**What you need to do:**
Isolate every line in the records below with "left" in it.

**Stored entries:**
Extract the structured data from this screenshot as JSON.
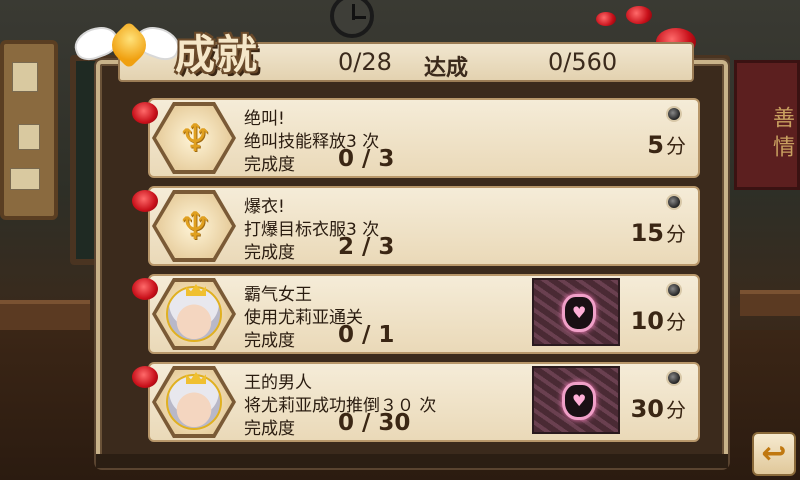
{
  "header": {
    "title": "成就",
    "progress": "0/28",
    "achieved_label": "达成",
    "score": "0/560"
  },
  "background": {
    "banner_text": "善 情"
  },
  "achievements": [
    {
      "name": "绝叫!",
      "desc": "绝叫技能释放3 次",
      "progress_label": "完成度",
      "progress": "0 / 3",
      "points": "5",
      "points_unit": "分",
      "icon": "trophy-icon",
      "locked": false
    },
    {
      "name": "爆衣!",
      "desc": "打爆目标衣服3 次",
      "progress_label": "完成度",
      "progress": "2 / 3",
      "points": "15",
      "points_unit": "分",
      "icon": "trophy-icon",
      "locked": false
    },
    {
      "name": "霸气女王",
      "desc": "使用尤莉亚通关",
      "progress_label": "完成度",
      "progress": "0 / 1",
      "points": "10",
      "points_unit": "分",
      "icon": "character-avatar",
      "locked": true
    },
    {
      "name": "王的男人",
      "desc": "将尤莉亚成功推倒３０ 次",
      "progress_label": "完成度",
      "progress": "0 / 30",
      "points": "30",
      "points_unit": "分",
      "icon": "character-avatar",
      "locked": true
    }
  ],
  "back_button": {
    "label": "↩",
    "icon": "back-arrow-icon"
  },
  "colors": {
    "card_bg": "#f5ecd8",
    "panel_border": "#c9b38a",
    "accent_red": "#c8101a",
    "trophy_gold": "#e0a020"
  }
}
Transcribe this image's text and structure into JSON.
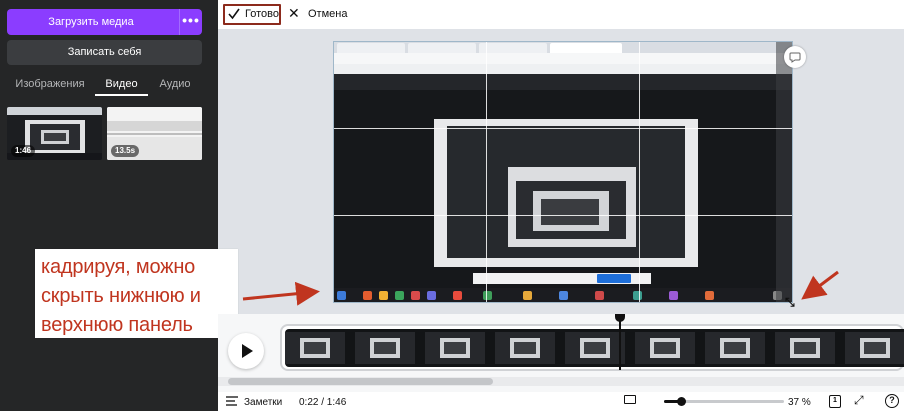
{
  "sidebar": {
    "upload_label": "Загрузить медиа",
    "more_label": "•••",
    "record_label": "Записать себя",
    "tabs": [
      {
        "label": "Изображения",
        "active": false
      },
      {
        "label": "Видео",
        "active": true
      },
      {
        "label": "Аудио",
        "active": false
      }
    ],
    "videos": [
      {
        "duration": "1:46"
      },
      {
        "duration": "13.5s"
      }
    ]
  },
  "toolbar": {
    "done_label": "Готово",
    "cancel_label": "Отмена"
  },
  "annotation": {
    "lines": [
      "кадрируя, можно",
      "скрыть нижнюю и",
      "верхнюю панель"
    ],
    "color": "#c0351f"
  },
  "bottombar": {
    "notes_label": "Заметки",
    "timecode": "0:22 / 1:46",
    "zoom": "37 %",
    "zoom_level": 0.37,
    "page_number": "1"
  },
  "colors": {
    "accent": "#8b3dff",
    "sidebar_bg": "#252627",
    "done_border": "#8c2a1c"
  },
  "icons": [
    "more-icon",
    "check-icon",
    "close-icon",
    "comment-icon",
    "resize-icon",
    "play-icon",
    "notes-icon",
    "screen-icon",
    "page-icon",
    "fullscreen-icon",
    "help-icon",
    "chevron-left-icon"
  ]
}
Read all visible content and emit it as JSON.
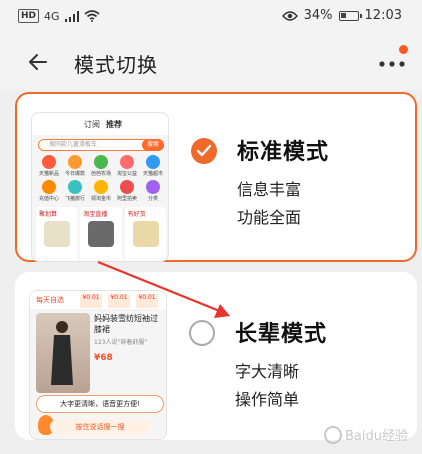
{
  "status_bar": {
    "hd_badge": "HD",
    "network": "4G",
    "battery_text": "34%",
    "battery_level": 0.34,
    "time": "12:03"
  },
  "header": {
    "title": "模式切换",
    "back_icon": "arrow-left-icon",
    "more_icon": "more-dots-icon"
  },
  "modes": [
    {
      "title": "标准模式",
      "lines": [
        "信息丰富",
        "功能全面"
      ],
      "selected": true,
      "preview": {
        "tabs": [
          "订阅",
          "推荐"
        ],
        "search_placeholder": "搜同款儿童滑板车",
        "search_button": "搜索",
        "icons": [
          "天猫新品",
          "今日爆款",
          "芭芭农场",
          "淘宝公益",
          "天猫超市",
          "充值中心",
          "飞猪旅行",
          "领淘金币",
          "阿里拍卖",
          "分类"
        ],
        "promos": [
          "聚划算",
          "淘宝直播",
          "有好货"
        ]
      }
    },
    {
      "title": "长辈模式",
      "lines": [
        "字大清晰",
        "操作简单"
      ],
      "selected": false,
      "preview": {
        "tag": "每天自选",
        "prices": [
          "¥0.01",
          "¥0.01",
          "¥0.01"
        ],
        "product_name": "妈妈装雪纺短袖过膝裙",
        "product_sub": "123人说\"穿着舒服\"",
        "product_price": "¥68",
        "bubble": "大字更清晰，语音更方便!",
        "voice_button": "按住说话搜一搜"
      }
    }
  ],
  "watermark": "Baidu经验",
  "colors": {
    "accent": "#ef6a2a",
    "annotation_arrow": "#e8342a"
  }
}
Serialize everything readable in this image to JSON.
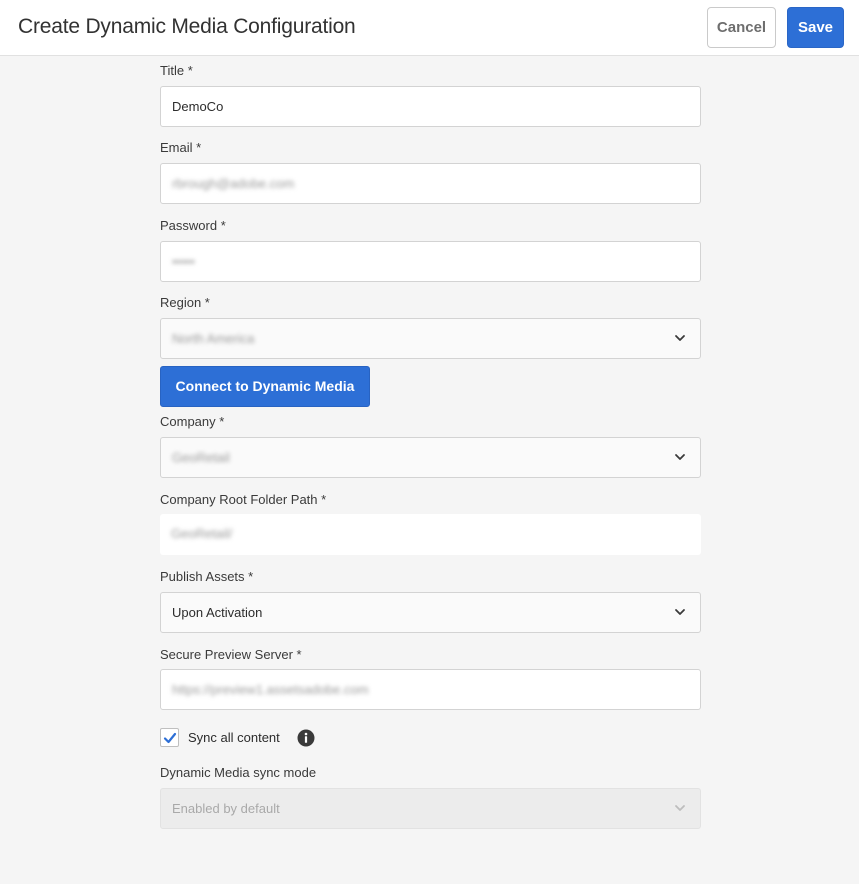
{
  "header": {
    "title": "Create Dynamic Media Configuration",
    "cancel_label": "Cancel",
    "save_label": "Save"
  },
  "form": {
    "title": {
      "label": "Title *",
      "value": "DemoCo"
    },
    "email": {
      "label": "Email *",
      "value": "rbrough@adobe.com"
    },
    "password": {
      "label": "Password *",
      "value": "•••••"
    },
    "region": {
      "label": "Region *",
      "value": "North America"
    },
    "connect_label": "Connect to Dynamic Media",
    "company": {
      "label": "Company *",
      "value": "GeoRetail"
    },
    "root_folder": {
      "label": "Company Root Folder Path *",
      "value": "GeoRetail/"
    },
    "publish_assets": {
      "label": "Publish Assets *",
      "value": "Upon Activation"
    },
    "preview_server": {
      "label": "Secure Preview Server *",
      "value": "https://preview1.assetsadobe.com"
    },
    "sync_all": {
      "label": "Sync all content",
      "checked": true
    },
    "sync_mode": {
      "label": "Dynamic Media sync mode",
      "value": "Enabled by default"
    }
  },
  "icons": {
    "chevron": "chevron-down-icon",
    "check": "checkmark-icon",
    "info": "info-icon"
  },
  "colors": {
    "accent": "#2d6fd6",
    "background": "#f5f5f5"
  }
}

**Exercise response:**
    "chevron-left-icon"
    "back_icon": "arrow-left-icon",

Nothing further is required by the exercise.